─── SUPPLIED DATA

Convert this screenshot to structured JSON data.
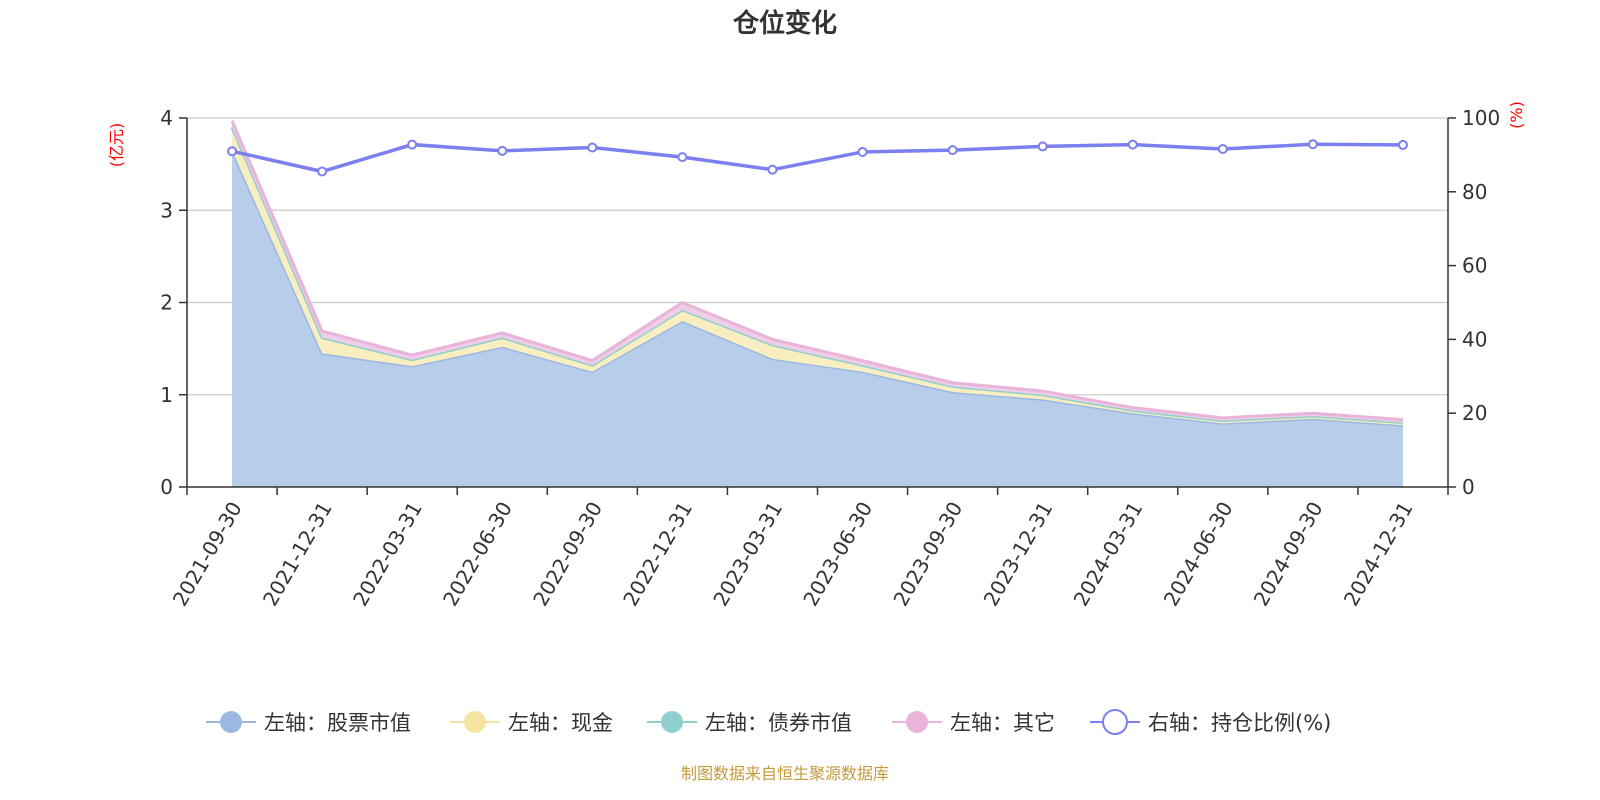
{
  "chart_data": {
    "type": "area",
    "title": "仓位变化",
    "categories": [
      "2021-09-30",
      "2021-12-31",
      "2022-03-31",
      "2022-06-30",
      "2022-09-30",
      "2022-12-31",
      "2023-03-31",
      "2023-06-30",
      "2023-09-30",
      "2023-12-31",
      "2024-03-31",
      "2024-06-30",
      "2024-09-30",
      "2024-12-31"
    ],
    "left_axis": {
      "unit_label": "(亿元)",
      "ylim": [
        0,
        4
      ],
      "ticks": [
        "0",
        "1",
        "2",
        "3",
        "4"
      ]
    },
    "right_axis": {
      "unit_label": "(%)",
      "ylim": [
        0,
        100
      ],
      "ticks": [
        "0",
        "20",
        "40",
        "60",
        "80",
        "100"
      ]
    },
    "series": [
      {
        "name": "左轴：股票市值",
        "axis": "left",
        "stacked": true,
        "color": "#9bb8e1",
        "fill": "#b8cdea",
        "values": [
          3.65,
          1.45,
          1.31,
          1.52,
          1.25,
          1.8,
          1.39,
          1.25,
          1.03,
          0.95,
          0.8,
          0.69,
          0.74,
          0.67
        ]
      },
      {
        "name": "左轴：现金",
        "axis": "left",
        "stacked": true,
        "color": "#f5e4a0",
        "fill": "#f9eec0",
        "values": [
          0.25,
          0.17,
          0.07,
          0.1,
          0.07,
          0.12,
          0.15,
          0.07,
          0.06,
          0.05,
          0.03,
          0.03,
          0.03,
          0.03
        ]
      },
      {
        "name": "左轴：债券市值",
        "axis": "left",
        "stacked": true,
        "color": "#8fd0cf",
        "fill": "#b5e2e1",
        "values": [
          0,
          0,
          0,
          0,
          0,
          0,
          0,
          0,
          0,
          0,
          0,
          0,
          0,
          0
        ]
      },
      {
        "name": "左轴：其它",
        "axis": "left",
        "stacked": true,
        "color": "#e8b4da",
        "fill": "#f0cde6",
        "values": [
          0.07,
          0.07,
          0.05,
          0.05,
          0.05,
          0.08,
          0.06,
          0.05,
          0.04,
          0.04,
          0.03,
          0.03,
          0.03,
          0.03
        ]
      },
      {
        "name": "右轴：持仓比例(%)",
        "axis": "right",
        "stacked": false,
        "color": "#7b7ff0",
        "fill": "none",
        "values": [
          91.0,
          85.5,
          92.8,
          91.1,
          92.0,
          89.4,
          86.0,
          90.8,
          91.3,
          92.3,
          92.8,
          91.6,
          92.9,
          92.7
        ]
      }
    ],
    "source_note": "制图数据来自恒生聚源数据库",
    "grid": true,
    "legend_position": "bottom-center"
  }
}
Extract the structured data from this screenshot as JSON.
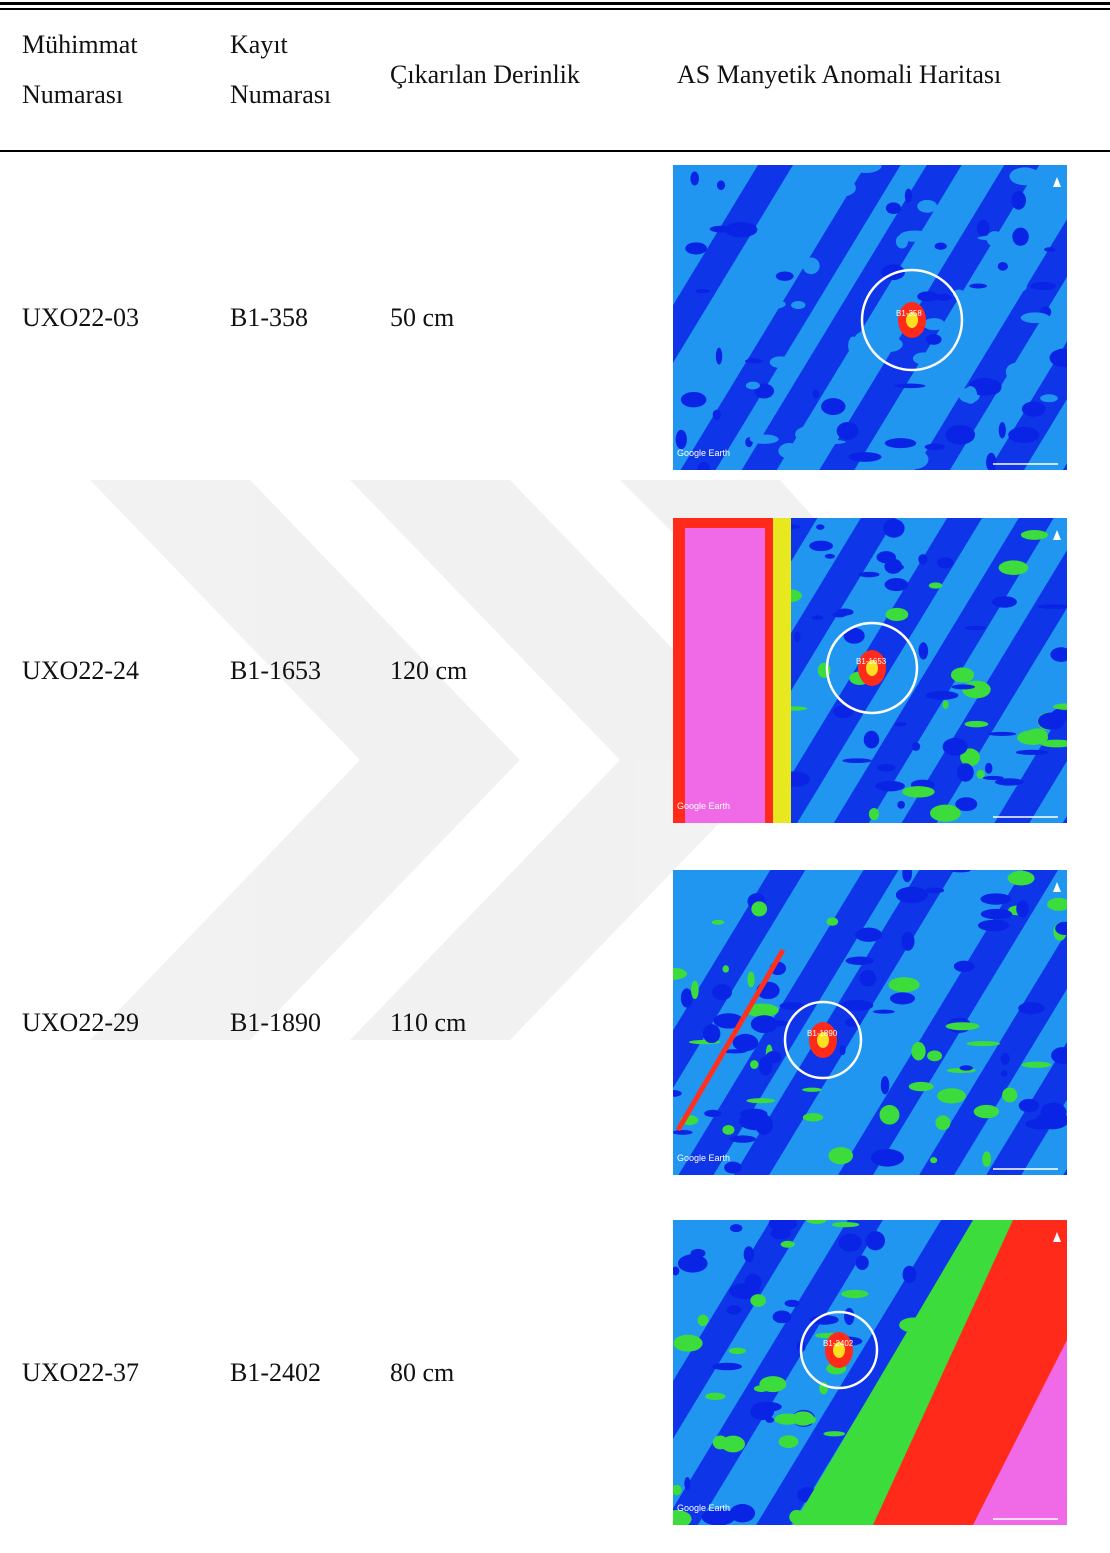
{
  "table": {
    "header": [
      [
        "Mühimmat",
        "Numarası"
      ],
      [
        "Kayıt",
        "Numarası"
      ],
      [
        "Çıkarılan Derinlik"
      ],
      [
        "AS Manyetik Anomali Haritası"
      ]
    ],
    "rows": [
      {
        "cells": [
          "UXO22-03",
          "B1-358",
          "50 cm"
        ],
        "map_credit": "Google Earth"
      },
      {
        "cells": [
          "UXO22-24",
          "B1-1653",
          "120 cm"
        ],
        "map_credit": "Google Earth"
      },
      {
        "cells": [
          "UXO22-29",
          "B1-1890",
          "110 cm"
        ],
        "map_credit": "Google Earth"
      },
      {
        "cells": [
          "UXO22-37",
          "B1-2402",
          "80 cm"
        ],
        "map_credit": "Google Earth"
      }
    ]
  }
}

──────

§ **EXERCISE GOAL**: Work through the records line by line and tally those with the word "screenshot". Report only the total.

§ **FULL RESPONSE**: 2